• _Goal of the exercise_:
How many lines in the records below contain the word "document"? Give only the number.

-- start Source records --

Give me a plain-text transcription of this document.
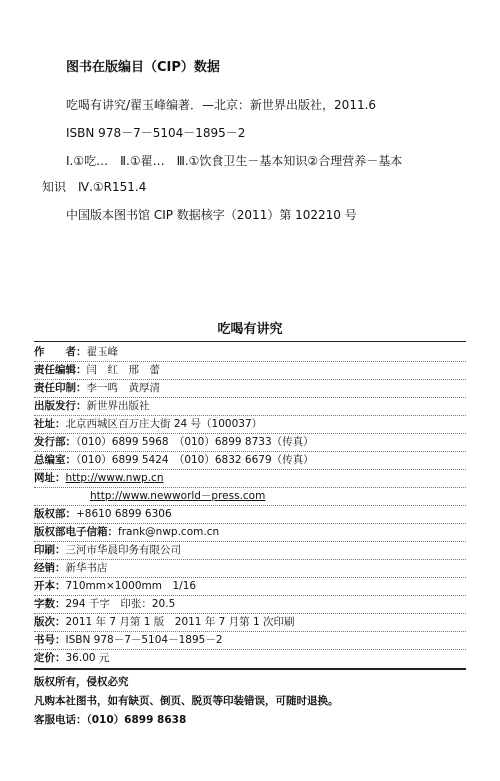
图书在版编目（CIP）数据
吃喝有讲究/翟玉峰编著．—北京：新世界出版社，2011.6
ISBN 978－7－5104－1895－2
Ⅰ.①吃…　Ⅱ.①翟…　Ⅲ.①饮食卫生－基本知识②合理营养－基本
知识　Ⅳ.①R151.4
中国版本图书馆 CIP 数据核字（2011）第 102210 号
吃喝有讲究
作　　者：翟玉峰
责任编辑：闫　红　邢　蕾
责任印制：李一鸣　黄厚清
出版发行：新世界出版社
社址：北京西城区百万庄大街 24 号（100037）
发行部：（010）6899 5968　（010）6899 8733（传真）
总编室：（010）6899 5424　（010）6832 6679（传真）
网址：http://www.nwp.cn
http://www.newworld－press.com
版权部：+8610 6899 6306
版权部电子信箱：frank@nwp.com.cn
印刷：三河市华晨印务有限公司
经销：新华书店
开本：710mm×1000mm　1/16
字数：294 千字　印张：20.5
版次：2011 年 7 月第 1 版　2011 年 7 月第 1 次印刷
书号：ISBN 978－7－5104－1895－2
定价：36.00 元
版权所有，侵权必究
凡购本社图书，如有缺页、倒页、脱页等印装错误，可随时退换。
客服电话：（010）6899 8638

-- end Source records --
-- start Source records --

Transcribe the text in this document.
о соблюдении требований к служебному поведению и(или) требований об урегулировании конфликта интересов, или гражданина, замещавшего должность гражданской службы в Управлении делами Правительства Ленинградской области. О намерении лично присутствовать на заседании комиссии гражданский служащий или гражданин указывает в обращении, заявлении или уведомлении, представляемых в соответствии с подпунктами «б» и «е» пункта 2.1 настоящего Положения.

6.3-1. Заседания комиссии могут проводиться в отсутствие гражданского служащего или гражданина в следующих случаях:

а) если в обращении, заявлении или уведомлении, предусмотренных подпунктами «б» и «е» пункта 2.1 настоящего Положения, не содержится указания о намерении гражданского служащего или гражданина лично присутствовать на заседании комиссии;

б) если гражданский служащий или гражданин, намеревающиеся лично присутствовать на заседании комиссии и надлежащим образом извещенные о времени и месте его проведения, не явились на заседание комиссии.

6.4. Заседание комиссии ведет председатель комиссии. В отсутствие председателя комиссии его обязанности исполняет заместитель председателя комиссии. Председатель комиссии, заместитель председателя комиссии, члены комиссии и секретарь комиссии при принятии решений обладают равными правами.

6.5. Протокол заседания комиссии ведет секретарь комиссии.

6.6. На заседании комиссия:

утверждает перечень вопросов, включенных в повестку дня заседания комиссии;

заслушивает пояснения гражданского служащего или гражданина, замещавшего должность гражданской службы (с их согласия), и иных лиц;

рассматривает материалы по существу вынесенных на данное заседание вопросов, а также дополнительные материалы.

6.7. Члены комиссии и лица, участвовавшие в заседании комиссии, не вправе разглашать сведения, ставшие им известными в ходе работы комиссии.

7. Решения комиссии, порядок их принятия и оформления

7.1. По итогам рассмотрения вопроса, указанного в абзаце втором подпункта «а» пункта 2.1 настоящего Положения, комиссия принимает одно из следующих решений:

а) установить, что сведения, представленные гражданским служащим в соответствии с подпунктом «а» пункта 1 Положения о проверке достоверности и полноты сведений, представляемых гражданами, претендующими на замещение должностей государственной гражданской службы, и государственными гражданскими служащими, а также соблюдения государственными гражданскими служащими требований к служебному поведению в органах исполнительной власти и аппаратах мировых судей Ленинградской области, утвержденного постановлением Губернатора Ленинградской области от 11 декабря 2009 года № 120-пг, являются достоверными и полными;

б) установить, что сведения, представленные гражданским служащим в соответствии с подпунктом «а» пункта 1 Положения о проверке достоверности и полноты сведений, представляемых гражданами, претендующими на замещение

-- end Source records --

• _Task output_:
2